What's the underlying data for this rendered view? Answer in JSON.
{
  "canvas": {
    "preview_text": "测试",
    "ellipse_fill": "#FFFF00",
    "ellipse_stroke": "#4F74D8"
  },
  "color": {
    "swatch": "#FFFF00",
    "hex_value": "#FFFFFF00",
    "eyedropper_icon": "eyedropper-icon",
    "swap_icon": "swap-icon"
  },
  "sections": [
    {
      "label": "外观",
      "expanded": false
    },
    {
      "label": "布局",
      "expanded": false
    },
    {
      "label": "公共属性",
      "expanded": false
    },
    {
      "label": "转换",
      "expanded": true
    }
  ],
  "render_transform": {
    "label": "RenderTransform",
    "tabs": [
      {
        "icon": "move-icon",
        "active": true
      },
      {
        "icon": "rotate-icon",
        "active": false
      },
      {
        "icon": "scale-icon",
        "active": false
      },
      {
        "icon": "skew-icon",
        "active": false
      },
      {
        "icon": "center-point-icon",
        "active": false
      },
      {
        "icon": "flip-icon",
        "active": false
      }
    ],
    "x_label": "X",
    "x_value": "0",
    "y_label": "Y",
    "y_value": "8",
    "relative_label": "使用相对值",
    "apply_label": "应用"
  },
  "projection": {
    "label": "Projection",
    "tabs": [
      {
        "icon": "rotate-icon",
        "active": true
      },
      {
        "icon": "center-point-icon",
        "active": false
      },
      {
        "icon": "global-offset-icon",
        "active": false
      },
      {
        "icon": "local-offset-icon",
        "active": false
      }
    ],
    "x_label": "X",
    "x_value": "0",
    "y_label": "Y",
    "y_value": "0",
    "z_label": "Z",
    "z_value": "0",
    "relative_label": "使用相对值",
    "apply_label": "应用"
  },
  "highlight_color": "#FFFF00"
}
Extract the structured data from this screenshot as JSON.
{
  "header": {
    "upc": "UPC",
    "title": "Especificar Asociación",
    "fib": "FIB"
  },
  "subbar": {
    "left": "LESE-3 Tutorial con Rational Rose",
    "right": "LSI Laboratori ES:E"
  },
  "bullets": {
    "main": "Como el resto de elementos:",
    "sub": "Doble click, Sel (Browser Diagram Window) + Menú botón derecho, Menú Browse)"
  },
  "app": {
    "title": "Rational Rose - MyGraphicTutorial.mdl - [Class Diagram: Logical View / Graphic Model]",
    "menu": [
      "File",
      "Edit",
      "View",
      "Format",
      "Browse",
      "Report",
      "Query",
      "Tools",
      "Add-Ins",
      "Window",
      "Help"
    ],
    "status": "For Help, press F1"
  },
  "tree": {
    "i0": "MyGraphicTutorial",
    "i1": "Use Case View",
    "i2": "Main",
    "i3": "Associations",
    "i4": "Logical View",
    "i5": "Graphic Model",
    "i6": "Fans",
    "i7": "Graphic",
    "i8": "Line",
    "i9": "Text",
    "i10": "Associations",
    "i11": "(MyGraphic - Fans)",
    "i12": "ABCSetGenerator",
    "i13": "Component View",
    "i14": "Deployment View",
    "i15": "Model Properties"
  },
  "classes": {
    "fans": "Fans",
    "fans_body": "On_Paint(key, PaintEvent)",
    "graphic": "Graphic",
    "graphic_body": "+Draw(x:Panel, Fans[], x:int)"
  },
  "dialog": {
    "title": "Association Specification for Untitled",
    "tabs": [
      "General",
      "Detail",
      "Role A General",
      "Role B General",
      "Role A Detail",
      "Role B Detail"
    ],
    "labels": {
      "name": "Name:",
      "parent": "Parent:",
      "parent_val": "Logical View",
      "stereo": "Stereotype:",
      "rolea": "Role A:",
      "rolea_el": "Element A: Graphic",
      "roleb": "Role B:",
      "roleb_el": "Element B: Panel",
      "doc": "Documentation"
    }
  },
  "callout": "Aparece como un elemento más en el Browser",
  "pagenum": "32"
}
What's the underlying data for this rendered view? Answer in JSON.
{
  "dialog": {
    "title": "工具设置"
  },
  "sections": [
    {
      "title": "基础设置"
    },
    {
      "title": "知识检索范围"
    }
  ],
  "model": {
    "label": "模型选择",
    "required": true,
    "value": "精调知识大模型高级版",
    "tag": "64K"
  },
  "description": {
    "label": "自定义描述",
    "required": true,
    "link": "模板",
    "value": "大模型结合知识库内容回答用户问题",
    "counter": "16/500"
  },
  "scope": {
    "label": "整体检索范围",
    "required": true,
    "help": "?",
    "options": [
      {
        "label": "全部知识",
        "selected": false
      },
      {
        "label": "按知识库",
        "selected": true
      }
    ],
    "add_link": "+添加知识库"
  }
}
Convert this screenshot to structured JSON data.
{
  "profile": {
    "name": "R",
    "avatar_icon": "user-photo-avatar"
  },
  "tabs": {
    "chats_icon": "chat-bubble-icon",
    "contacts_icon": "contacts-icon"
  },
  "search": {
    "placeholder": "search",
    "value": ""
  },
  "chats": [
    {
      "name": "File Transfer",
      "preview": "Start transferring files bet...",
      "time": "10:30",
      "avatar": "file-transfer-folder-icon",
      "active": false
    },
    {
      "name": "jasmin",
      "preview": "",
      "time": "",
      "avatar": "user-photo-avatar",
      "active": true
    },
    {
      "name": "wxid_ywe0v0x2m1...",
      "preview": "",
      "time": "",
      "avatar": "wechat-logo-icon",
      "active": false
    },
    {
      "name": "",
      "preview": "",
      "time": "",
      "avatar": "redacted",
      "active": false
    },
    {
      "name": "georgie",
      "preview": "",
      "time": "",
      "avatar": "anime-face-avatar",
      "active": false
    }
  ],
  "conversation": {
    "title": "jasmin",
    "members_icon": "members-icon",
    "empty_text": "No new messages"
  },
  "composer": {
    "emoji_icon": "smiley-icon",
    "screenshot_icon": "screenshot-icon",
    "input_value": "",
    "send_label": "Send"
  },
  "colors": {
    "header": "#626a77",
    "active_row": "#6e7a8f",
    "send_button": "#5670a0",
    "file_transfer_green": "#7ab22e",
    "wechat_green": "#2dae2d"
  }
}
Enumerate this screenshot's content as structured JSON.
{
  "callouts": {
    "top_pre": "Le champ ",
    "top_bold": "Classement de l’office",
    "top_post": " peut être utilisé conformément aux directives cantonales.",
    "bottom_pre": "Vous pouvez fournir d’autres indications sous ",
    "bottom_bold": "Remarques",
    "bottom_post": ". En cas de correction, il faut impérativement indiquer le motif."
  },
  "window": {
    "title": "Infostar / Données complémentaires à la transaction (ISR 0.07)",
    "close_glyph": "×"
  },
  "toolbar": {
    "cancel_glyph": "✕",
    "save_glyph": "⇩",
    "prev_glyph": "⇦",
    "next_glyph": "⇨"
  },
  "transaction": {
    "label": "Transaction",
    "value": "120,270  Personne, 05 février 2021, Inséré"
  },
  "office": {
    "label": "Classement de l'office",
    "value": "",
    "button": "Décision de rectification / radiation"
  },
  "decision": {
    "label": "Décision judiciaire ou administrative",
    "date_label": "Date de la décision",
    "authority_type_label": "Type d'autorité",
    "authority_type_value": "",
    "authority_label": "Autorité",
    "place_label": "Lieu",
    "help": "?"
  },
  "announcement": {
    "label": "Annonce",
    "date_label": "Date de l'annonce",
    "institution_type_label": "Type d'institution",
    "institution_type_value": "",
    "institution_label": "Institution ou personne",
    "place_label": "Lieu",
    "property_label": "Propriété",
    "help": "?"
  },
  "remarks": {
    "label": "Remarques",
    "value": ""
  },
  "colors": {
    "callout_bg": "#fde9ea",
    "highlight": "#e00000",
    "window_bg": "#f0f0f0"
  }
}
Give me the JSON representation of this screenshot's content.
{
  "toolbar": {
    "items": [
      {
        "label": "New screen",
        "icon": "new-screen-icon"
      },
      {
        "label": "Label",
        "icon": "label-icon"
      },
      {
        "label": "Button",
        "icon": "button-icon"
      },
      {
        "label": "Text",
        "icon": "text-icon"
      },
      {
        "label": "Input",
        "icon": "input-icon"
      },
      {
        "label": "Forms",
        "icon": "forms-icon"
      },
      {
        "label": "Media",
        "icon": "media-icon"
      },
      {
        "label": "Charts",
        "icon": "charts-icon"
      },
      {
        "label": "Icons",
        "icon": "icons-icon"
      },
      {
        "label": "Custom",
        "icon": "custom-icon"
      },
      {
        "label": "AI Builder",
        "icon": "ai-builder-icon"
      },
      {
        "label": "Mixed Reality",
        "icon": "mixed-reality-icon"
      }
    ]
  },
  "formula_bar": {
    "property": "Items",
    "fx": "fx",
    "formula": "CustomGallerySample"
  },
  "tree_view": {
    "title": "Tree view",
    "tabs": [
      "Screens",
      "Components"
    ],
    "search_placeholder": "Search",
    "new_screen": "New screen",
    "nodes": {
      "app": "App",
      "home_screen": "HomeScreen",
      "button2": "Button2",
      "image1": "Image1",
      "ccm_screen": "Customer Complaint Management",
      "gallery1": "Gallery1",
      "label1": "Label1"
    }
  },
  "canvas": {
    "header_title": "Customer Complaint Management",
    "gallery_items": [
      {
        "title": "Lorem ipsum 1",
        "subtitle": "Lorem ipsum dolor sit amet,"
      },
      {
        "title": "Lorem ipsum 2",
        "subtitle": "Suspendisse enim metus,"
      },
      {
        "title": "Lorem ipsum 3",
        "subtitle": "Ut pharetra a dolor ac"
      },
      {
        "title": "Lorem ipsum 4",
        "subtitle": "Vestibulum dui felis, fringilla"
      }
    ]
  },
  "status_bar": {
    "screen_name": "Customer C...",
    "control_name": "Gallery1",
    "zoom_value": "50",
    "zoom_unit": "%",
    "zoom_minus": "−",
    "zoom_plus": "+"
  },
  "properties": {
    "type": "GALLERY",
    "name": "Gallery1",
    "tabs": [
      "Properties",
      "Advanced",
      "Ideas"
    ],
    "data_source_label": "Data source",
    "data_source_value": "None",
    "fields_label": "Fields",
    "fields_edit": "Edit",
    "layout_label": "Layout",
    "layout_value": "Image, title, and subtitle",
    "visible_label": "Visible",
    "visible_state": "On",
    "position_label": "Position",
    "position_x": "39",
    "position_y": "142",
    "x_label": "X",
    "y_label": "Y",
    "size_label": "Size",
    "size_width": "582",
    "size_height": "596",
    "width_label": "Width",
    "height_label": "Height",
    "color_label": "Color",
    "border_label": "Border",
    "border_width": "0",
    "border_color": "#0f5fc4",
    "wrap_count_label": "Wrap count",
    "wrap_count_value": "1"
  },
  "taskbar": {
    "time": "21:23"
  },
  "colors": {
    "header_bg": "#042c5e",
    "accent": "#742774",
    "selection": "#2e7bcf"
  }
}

^^^^^^^^

Report the count of lines in the entries that contain the string "Complaint", and nothing besides it.

**Result for this exercise**
2